▶ Your objective
Select each line where the word "Monogamia" appears.

(Stored items)
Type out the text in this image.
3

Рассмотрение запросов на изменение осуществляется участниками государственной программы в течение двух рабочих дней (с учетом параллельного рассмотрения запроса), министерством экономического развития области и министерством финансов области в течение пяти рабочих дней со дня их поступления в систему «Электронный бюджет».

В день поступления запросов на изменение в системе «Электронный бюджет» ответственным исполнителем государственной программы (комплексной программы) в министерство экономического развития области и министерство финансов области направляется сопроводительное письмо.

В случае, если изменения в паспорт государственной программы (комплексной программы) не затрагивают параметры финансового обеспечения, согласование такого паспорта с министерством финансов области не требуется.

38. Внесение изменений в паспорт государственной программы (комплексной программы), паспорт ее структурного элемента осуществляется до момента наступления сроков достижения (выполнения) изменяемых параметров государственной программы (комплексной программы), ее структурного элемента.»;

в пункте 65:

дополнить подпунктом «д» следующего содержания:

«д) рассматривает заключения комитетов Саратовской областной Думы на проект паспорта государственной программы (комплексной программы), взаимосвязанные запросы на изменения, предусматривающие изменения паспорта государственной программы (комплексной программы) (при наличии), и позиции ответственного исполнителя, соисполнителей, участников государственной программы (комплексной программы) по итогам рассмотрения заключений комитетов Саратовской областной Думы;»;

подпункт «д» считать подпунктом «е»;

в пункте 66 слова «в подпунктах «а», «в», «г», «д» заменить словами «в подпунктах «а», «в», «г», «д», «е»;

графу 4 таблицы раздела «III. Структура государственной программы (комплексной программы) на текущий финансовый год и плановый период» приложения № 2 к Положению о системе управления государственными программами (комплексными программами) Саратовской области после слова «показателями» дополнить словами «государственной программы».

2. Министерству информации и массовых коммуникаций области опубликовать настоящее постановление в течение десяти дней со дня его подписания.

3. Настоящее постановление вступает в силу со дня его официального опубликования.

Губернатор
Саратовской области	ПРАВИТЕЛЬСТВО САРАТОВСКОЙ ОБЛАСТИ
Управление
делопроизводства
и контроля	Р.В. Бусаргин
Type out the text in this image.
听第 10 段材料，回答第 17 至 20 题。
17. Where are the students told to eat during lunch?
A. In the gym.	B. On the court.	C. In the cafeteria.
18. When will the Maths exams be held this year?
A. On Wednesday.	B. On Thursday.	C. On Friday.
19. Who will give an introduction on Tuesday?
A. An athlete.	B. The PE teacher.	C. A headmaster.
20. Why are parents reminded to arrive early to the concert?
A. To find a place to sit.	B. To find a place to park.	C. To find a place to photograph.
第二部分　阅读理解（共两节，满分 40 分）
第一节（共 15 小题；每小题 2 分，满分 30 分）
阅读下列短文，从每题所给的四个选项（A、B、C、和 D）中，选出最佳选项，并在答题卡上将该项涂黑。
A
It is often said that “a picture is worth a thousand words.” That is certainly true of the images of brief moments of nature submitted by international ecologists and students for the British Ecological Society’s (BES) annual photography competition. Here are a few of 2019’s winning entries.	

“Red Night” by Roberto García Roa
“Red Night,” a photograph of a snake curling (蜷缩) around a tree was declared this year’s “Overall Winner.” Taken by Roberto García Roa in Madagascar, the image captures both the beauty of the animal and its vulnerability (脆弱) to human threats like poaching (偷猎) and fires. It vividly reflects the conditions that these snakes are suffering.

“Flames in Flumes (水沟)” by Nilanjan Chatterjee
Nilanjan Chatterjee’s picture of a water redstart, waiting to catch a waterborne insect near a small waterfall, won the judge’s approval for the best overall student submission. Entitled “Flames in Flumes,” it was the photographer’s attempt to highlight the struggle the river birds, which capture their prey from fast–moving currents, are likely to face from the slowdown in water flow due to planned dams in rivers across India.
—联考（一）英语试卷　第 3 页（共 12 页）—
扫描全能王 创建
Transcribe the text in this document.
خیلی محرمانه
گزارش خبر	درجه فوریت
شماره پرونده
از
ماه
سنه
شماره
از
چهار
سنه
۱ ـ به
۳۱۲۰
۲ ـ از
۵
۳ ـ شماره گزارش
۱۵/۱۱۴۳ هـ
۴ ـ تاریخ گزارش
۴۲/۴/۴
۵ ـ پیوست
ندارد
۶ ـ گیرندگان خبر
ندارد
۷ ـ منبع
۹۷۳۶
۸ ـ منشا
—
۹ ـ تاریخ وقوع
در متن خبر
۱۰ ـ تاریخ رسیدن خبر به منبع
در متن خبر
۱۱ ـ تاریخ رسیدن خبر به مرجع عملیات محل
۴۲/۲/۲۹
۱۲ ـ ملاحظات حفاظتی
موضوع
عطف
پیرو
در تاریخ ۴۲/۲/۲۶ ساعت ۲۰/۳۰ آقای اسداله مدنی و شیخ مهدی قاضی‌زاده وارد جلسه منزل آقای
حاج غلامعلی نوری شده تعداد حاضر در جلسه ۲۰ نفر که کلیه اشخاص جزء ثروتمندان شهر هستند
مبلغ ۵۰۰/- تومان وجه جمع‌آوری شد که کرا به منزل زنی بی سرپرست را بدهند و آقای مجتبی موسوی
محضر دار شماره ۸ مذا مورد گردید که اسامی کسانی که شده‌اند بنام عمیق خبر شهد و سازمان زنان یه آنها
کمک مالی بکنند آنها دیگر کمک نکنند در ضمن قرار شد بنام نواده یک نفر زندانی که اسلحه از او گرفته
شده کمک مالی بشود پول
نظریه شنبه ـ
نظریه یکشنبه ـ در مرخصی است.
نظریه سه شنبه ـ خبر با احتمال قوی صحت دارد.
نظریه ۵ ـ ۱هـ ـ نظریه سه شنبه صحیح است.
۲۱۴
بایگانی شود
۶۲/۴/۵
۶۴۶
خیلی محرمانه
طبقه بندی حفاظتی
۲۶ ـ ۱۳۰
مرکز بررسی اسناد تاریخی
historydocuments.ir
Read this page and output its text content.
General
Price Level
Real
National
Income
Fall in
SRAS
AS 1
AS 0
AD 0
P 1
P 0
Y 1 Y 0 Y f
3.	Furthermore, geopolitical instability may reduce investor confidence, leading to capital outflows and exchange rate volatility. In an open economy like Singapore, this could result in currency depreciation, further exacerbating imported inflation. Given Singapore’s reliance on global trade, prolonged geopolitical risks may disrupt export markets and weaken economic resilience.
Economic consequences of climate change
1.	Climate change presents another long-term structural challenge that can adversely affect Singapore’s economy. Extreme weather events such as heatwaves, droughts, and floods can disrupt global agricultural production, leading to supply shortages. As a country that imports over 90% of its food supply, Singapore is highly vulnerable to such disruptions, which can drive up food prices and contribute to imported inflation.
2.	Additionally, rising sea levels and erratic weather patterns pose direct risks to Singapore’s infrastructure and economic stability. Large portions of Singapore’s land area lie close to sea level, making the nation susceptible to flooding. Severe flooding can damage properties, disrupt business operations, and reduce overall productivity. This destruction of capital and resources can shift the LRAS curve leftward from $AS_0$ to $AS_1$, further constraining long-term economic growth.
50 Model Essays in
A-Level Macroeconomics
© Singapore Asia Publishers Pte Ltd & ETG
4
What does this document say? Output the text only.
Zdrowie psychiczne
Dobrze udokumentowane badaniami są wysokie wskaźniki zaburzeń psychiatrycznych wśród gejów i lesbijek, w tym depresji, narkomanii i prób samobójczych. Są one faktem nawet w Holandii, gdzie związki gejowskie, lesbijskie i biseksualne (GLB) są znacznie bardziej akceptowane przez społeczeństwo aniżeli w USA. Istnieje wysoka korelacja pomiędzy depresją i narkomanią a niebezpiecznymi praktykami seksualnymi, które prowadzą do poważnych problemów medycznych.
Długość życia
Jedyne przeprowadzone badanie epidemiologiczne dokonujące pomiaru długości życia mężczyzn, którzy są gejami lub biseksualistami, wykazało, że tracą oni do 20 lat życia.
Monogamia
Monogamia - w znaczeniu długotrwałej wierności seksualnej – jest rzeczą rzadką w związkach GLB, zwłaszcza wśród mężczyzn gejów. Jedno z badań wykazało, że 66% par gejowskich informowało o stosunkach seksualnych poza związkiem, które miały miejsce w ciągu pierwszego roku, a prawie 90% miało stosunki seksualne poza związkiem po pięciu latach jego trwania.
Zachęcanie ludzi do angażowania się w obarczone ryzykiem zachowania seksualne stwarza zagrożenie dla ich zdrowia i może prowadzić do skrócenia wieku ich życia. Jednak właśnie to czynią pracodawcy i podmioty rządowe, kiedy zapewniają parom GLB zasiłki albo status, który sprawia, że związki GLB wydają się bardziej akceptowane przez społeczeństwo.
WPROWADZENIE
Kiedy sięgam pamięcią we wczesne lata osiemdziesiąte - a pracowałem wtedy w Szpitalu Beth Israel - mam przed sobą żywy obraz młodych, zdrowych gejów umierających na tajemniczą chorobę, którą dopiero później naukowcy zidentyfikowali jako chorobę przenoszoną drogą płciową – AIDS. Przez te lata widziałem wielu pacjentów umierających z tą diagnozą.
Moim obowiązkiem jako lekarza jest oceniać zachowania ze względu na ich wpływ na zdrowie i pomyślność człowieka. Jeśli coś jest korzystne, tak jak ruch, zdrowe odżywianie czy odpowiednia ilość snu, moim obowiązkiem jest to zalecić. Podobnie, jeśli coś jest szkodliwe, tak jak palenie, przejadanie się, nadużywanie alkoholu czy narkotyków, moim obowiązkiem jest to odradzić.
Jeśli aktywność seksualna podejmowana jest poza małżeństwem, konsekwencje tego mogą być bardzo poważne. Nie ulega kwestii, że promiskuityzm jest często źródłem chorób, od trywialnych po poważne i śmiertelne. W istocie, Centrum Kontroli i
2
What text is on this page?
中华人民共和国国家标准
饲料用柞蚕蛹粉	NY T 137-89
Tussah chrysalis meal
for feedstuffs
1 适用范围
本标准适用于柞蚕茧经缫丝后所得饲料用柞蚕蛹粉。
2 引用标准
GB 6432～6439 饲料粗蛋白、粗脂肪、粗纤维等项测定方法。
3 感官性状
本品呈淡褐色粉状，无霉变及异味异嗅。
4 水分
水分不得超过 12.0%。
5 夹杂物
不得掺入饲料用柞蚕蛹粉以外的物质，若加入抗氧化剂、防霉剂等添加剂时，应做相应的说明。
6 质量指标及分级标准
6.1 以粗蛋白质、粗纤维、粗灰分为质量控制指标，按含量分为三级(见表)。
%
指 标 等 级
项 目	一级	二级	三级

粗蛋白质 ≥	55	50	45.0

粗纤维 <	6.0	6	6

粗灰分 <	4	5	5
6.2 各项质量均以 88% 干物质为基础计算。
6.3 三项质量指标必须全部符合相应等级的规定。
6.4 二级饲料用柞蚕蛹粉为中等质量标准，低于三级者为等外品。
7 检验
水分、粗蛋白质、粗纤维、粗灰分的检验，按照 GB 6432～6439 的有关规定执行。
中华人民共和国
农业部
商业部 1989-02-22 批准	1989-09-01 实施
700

▶ Written solution
Monogamia
Monogamia - w znaczeniu długotrwałej wierności seksualnej – jest rzeczą rzadką w związkach GLB, zwłaszcza wśród mężczyzn gejów. Jedno z badań wykazało, że 66% par gejowskich informowało o stosunkach seksualnych poza związkiem, które miały miejsce w ciągu pierwszego roku, a prawie 90% miało stosunki seksualne poza związkiem po pięciu latach jego trwania.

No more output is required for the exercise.